● Written task: Find each line with "选项正确" and copy it.
--------
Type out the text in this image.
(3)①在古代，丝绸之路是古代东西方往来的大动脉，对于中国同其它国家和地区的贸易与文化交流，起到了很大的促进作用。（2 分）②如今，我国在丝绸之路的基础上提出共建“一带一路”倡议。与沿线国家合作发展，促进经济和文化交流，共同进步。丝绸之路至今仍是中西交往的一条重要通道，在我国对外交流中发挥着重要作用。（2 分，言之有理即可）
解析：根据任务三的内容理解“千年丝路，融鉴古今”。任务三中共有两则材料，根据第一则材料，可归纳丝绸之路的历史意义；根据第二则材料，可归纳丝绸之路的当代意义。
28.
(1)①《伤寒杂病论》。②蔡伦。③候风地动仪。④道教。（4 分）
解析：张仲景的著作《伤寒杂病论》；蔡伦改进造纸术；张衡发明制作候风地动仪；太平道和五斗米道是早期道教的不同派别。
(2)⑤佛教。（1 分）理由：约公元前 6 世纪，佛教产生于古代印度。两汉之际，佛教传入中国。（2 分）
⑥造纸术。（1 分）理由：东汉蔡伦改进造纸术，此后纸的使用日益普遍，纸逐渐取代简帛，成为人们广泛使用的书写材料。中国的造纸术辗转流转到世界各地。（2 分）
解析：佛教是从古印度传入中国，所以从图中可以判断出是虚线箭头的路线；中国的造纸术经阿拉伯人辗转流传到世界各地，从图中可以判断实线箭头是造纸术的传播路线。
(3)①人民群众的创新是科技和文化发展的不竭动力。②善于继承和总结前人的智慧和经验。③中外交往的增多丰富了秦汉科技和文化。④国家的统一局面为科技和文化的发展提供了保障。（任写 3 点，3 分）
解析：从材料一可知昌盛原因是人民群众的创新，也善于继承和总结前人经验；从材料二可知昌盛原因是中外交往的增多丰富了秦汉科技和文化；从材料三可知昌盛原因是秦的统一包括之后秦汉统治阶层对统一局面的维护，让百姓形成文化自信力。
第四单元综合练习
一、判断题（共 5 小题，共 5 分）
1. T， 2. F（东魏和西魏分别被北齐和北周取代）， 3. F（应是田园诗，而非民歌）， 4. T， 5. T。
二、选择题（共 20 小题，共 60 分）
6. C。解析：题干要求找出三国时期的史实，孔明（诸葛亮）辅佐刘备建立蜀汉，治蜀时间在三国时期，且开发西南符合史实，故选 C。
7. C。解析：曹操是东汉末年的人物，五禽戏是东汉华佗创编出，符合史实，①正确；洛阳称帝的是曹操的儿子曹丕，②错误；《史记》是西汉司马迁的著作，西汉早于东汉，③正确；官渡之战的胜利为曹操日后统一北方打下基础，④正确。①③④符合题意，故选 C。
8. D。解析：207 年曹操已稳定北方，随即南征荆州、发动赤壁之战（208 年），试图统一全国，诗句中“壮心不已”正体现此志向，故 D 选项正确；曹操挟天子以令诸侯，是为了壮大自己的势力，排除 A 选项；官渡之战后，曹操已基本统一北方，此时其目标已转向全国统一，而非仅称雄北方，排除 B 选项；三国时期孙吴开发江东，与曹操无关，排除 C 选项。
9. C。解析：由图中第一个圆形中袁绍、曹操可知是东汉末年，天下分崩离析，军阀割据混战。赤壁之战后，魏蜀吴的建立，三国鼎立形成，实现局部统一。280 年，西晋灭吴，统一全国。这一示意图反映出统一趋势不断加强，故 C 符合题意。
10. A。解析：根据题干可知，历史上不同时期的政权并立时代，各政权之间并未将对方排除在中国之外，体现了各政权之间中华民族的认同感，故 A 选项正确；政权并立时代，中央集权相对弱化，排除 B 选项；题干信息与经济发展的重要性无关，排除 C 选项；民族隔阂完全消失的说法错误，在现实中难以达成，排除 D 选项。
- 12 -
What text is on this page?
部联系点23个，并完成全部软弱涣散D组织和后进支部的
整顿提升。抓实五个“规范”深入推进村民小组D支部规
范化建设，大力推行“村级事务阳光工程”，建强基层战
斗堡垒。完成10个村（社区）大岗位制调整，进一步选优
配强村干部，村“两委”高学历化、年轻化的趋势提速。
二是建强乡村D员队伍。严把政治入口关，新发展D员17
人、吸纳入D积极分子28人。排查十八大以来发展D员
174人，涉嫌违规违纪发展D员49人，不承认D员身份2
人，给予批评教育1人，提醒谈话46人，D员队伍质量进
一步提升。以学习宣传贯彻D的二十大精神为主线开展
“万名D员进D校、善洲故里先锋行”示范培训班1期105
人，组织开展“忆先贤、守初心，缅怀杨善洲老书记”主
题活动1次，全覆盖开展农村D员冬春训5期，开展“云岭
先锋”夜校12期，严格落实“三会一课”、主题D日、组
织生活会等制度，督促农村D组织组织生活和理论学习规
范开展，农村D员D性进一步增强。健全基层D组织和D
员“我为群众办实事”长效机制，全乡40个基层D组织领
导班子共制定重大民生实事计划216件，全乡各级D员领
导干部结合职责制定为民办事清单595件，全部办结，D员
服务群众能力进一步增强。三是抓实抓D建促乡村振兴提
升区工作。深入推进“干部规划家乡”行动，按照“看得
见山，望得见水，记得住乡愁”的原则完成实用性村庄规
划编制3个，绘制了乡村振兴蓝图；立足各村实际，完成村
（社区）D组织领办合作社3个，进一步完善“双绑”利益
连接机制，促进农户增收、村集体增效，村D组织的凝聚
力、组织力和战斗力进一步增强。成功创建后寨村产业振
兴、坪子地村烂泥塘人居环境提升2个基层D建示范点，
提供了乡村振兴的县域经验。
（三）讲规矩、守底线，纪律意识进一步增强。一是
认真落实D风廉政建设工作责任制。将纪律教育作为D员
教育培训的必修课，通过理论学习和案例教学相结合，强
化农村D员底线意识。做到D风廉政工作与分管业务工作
--------
● Response to this task:
8. D。解析：207 年曹操已稳定北方，随即南征荆州、发动赤壁之战（208 年），试图统一全国，诗句中“壮心不已”正体现此志向，故 D 选项正确；曹操挟天子以令诸侯，是为了壮大自己的势力，排除 A 选项；官渡之战后，曹操已基本统一北方，此时其目标已转向全国统一，而非仅称雄北方，排除 B 选项；三国时期孙吴开发江东，与曹操无关，排除 C 选项。
10. A。解析：根据题干可知，历史上不同时期的政权并立时代，各政权之间并未将对方排除在中国之外，体现了各政权之间中华民族的认同感，故 A 选项正确；政权并立时代，中央集权相对弱化，排除 B 选项；题干信息与经济发展的重要性无关，排除 C 选项；民族隔阂完全消失的说法错误，在现实中难以达成，排除 D 选项。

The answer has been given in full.